(Directions for this task) Give the listing again character for character, but drop the images.

++++++++++

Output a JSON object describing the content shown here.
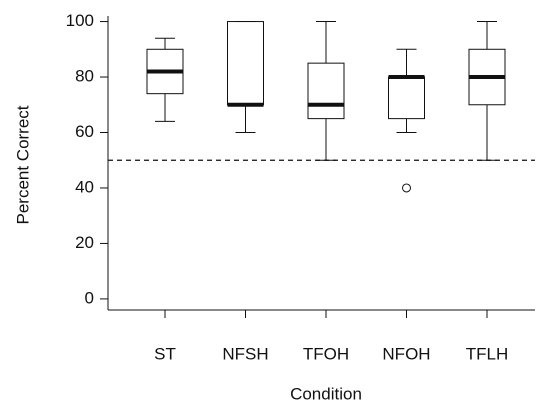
{
  "chart_data": {
    "type": "box",
    "x_label": "Condition",
    "y_label": "Percent Correct",
    "categories": [
      "ST",
      "NFSH",
      "TFOH",
      "NFOH",
      "TFLH"
    ],
    "boxes": [
      {
        "low": 64,
        "q1": 74,
        "median": 82,
        "q3": 90,
        "high": 94
      },
      {
        "low": 60,
        "q1": 70,
        "median": 70,
        "q3": 100,
        "high": 100
      },
      {
        "low": 50,
        "q1": 65,
        "median": 70,
        "q3": 85,
        "high": 100
      },
      {
        "low": 60,
        "q1": 65,
        "median": 80,
        "q3": 80,
        "high": 90,
        "outliers": [
          40
        ]
      },
      {
        "low": 50,
        "q1": 70,
        "median": 80,
        "q3": 90,
        "high": 100
      }
    ],
    "reference_line": 50,
    "color": "#111111",
    "ylim": [
      -4,
      102
    ],
    "yticks": [
      0,
      20,
      40,
      60,
      80,
      100
    ],
    "grid": false
  }
}
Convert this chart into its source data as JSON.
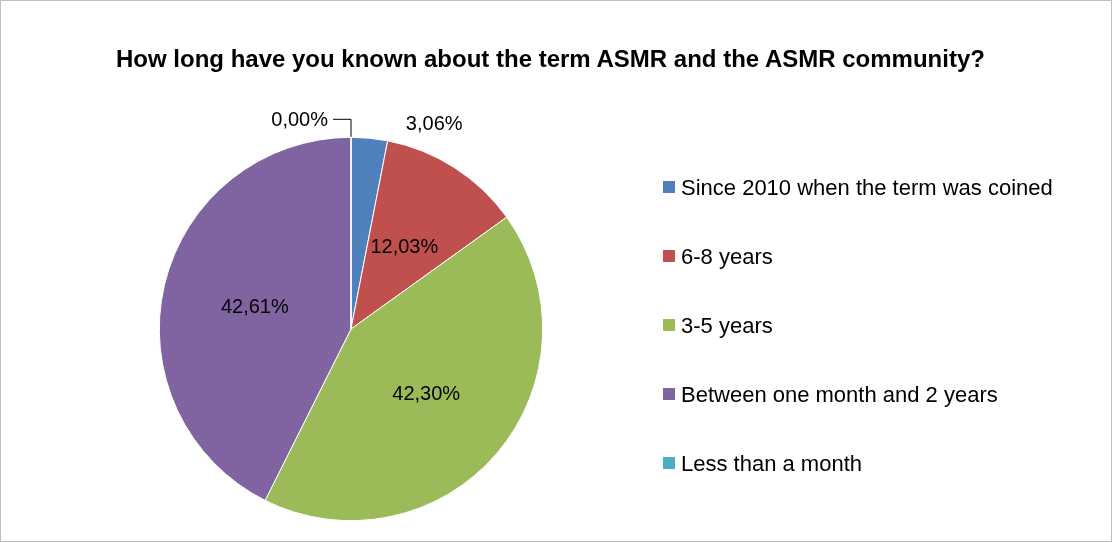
{
  "chart_data": {
    "type": "pie",
    "title": "How long have you known about the term ASMR and the ASMR community?",
    "categories": [
      "Since 2010 when the term was coined",
      "6-8 years",
      "3-5 years",
      "Between one month and 2 years",
      "Less than a month"
    ],
    "values": [
      3.06,
      12.03,
      42.3,
      42.61,
      0.0
    ],
    "colors": [
      "#4f81bd",
      "#c0504d",
      "#9bbb59",
      "#8064a2",
      "#4bacc6"
    ],
    "value_labels": [
      "3,06%",
      "12,03%",
      "42,30%",
      "42,61%",
      "0,00%"
    ],
    "legend": "right"
  }
}
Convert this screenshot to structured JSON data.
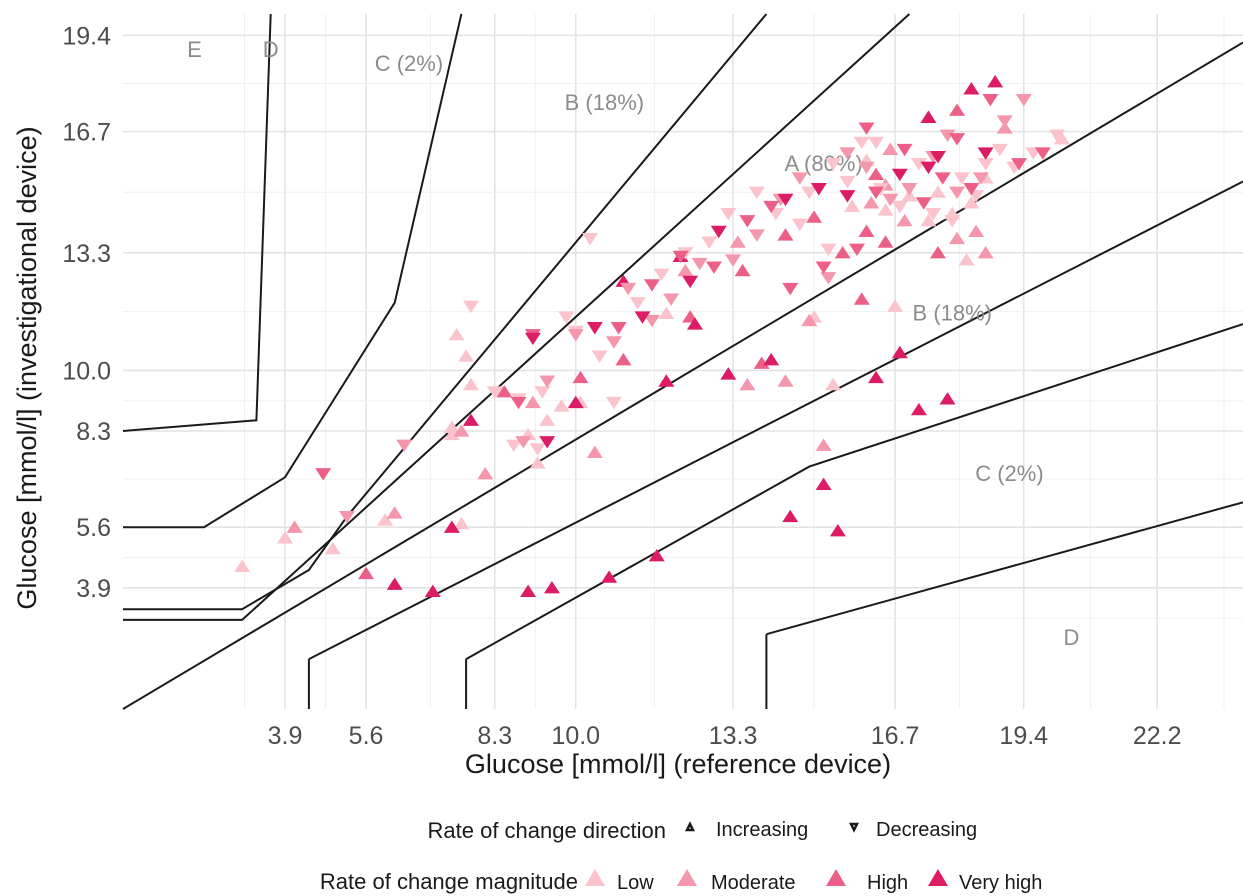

++++++++++

(Finished task)
Output a JSON object describing the content shown here.
{
  "chart_data": {
    "type": "box",
    "x_label": "Condition",
    "y_label": "Percent Correct",
    "categories": [
      "ST",
      "NFSH",
      "TFOH",
      "NFOH",
      "TFLH"
    ],
    "boxes": [
      {
        "low": 64,
        "q1": 74,
        "median": 82,
        "q3": 90,
        "high": 94
      },
      {
        "low": 60,
        "q1": 70,
        "median": 70,
        "q3": 100,
        "high": 100
      },
      {
        "low": 50,
        "q1": 65,
        "median": 70,
        "q3": 85,
        "high": 100
      },
      {
        "low": 60,
        "q1": 65,
        "median": 80,
        "q3": 80,
        "high": 90,
        "outliers": [
          40
        ]
      },
      {
        "low": 50,
        "q1": 70,
        "median": 80,
        "q3": 90,
        "high": 100
      }
    ],
    "reference_line": 50,
    "color": "#111111",
    "ylim": [
      -4,
      102
    ],
    "yticks": [
      0,
      20,
      40,
      60,
      80,
      100
    ],
    "grid": false
  }
}
Convert this chart into its source data as JSON.
{
  "chart_data": {
    "type": "pie",
    "title": "How long have you known about the term ASMR and the ASMR community?",
    "categories": [
      "Since 2010 when the term was coined",
      "6-8 years",
      "3-5 years",
      "Between one month and 2 years",
      "Less than a month"
    ],
    "values": [
      3.06,
      12.03,
      42.3,
      42.61,
      0.0
    ],
    "colors": [
      "#4f81bd",
      "#c0504d",
      "#9bbb59",
      "#8064a2",
      "#4bacc6"
    ],
    "value_labels": [
      "3,06%",
      "12,03%",
      "42,30%",
      "42,61%",
      "0,00%"
    ],
    "legend": "right"
  }
}
Convert this screenshot to structured JSON data.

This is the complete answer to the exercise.